DATA EXCERPTS:
========================
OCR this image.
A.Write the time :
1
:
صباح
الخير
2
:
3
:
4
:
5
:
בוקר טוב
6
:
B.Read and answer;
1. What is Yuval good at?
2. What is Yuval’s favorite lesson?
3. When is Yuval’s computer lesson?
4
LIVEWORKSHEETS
========================
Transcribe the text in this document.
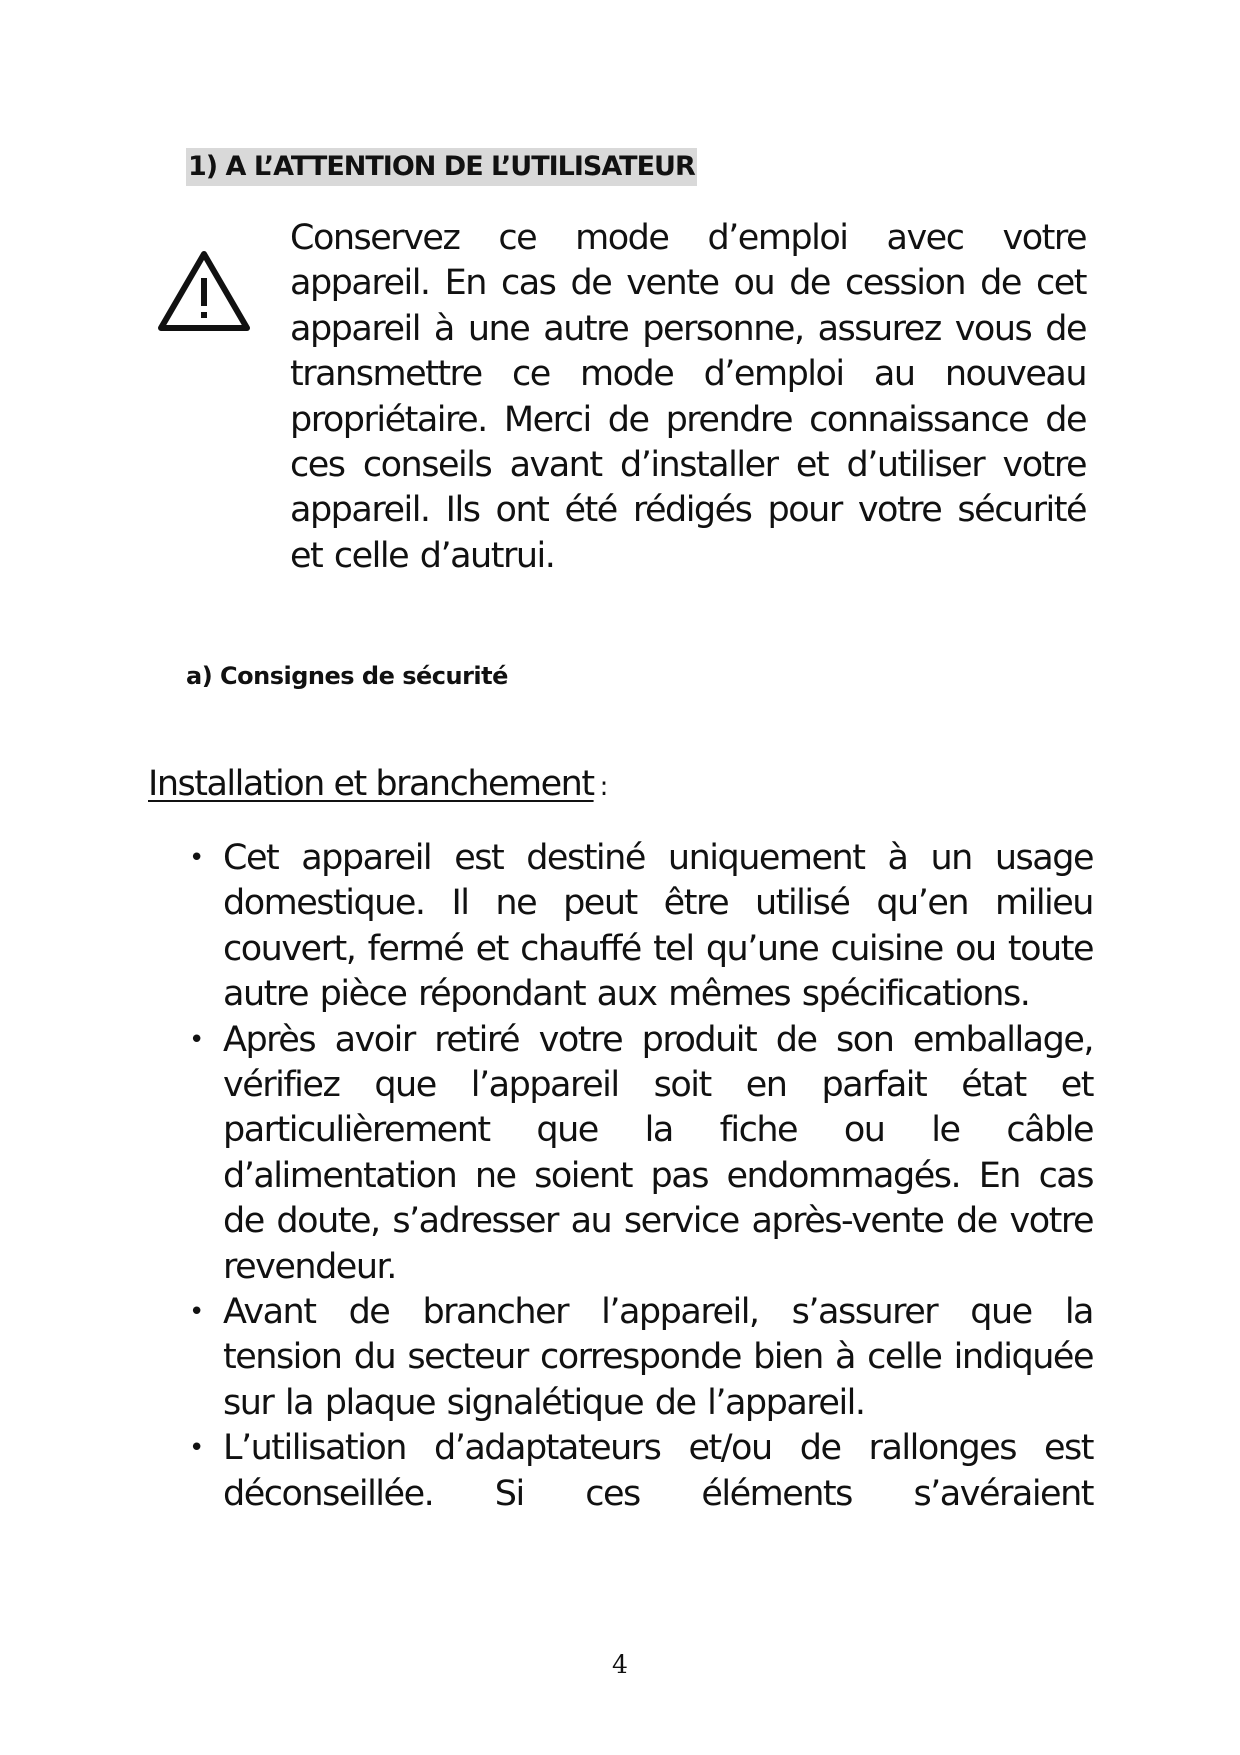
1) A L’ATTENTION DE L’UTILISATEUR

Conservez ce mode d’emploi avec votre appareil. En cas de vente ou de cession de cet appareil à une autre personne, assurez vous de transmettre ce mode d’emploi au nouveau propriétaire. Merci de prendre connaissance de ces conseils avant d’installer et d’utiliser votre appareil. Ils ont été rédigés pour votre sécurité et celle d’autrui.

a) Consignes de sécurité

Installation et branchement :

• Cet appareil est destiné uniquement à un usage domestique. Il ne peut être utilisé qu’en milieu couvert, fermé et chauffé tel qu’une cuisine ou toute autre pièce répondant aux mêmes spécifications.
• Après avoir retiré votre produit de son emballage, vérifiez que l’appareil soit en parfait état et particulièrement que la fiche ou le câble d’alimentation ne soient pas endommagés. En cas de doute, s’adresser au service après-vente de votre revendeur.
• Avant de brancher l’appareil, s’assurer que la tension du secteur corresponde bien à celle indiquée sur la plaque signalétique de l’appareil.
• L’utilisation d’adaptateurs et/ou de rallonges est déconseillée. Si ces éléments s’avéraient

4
========================
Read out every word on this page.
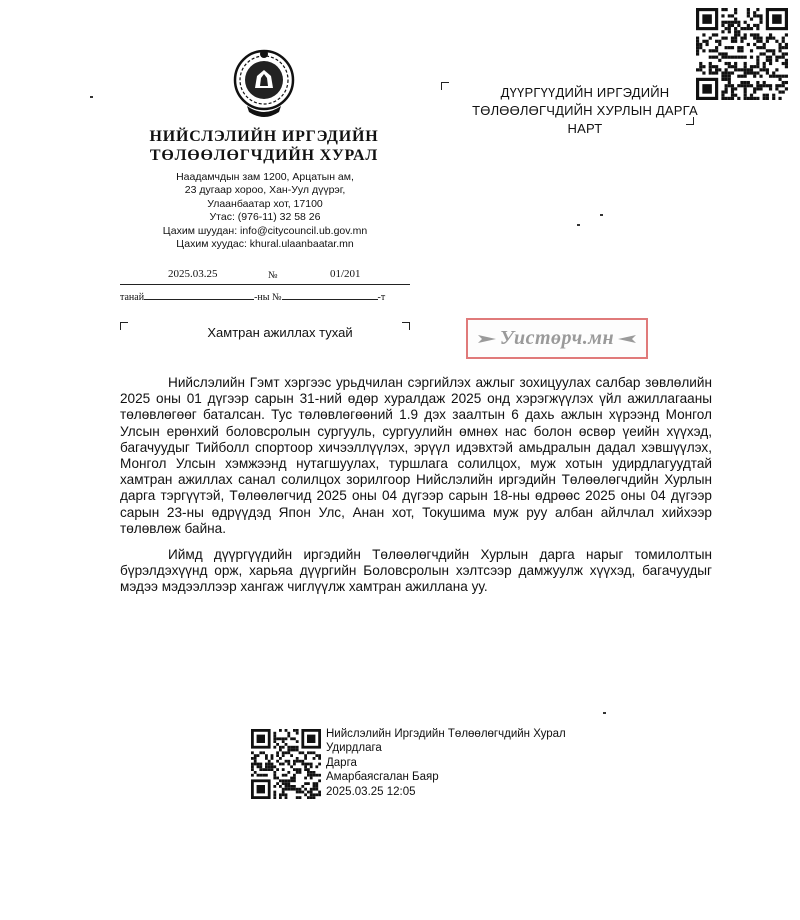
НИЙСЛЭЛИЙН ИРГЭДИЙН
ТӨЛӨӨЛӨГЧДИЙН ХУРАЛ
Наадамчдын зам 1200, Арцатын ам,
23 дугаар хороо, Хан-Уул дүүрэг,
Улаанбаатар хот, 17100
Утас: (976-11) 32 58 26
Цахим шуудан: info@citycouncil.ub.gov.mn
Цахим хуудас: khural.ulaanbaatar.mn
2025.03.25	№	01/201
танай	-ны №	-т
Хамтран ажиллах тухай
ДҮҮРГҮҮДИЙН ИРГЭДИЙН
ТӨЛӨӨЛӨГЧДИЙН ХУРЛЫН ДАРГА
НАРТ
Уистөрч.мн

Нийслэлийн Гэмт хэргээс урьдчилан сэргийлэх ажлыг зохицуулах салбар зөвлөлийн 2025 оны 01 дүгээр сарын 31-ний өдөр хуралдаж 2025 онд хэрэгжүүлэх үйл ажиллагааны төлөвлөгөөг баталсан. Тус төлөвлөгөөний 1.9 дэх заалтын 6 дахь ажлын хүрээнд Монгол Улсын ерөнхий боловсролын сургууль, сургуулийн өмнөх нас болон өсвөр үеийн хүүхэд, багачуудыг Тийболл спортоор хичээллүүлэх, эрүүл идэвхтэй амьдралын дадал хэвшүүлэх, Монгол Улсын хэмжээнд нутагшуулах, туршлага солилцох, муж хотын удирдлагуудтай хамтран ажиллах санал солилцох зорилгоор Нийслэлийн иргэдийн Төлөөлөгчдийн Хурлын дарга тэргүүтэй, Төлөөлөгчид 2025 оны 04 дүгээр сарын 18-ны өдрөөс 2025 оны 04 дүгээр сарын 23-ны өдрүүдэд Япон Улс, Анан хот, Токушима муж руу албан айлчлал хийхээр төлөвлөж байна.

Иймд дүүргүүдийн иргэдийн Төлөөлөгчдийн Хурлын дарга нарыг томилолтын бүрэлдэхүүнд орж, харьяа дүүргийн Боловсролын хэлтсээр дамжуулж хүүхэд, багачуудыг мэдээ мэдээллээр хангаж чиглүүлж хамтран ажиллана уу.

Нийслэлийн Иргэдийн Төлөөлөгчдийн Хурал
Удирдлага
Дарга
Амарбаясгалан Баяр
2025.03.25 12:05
========================
EXERCISE GOAL: Each line that holds the word "votre" should be extracted from the records.

ANSWER TO THE PROBLEM:
Conservez ce mode d’emploi avec votre appareil. En cas de vente ou de cession de cet appareil à une autre personne, assurez vous de transmettre ce mode d’emploi au nouveau propriétaire. Merci de prendre connaissance de ces conseils avant d’installer et d’utiliser votre appareil. Ils ont été rédigés pour votre sécurité et celle d’autrui.
• Après avoir retiré votre produit de son emballage, vérifiez que l’appareil soit en parfait état et particulièrement que la fiche ou le câble d’alimentation ne soient pas endommagés. En cas de doute, s’adresser au service après-vente de votre revendeur.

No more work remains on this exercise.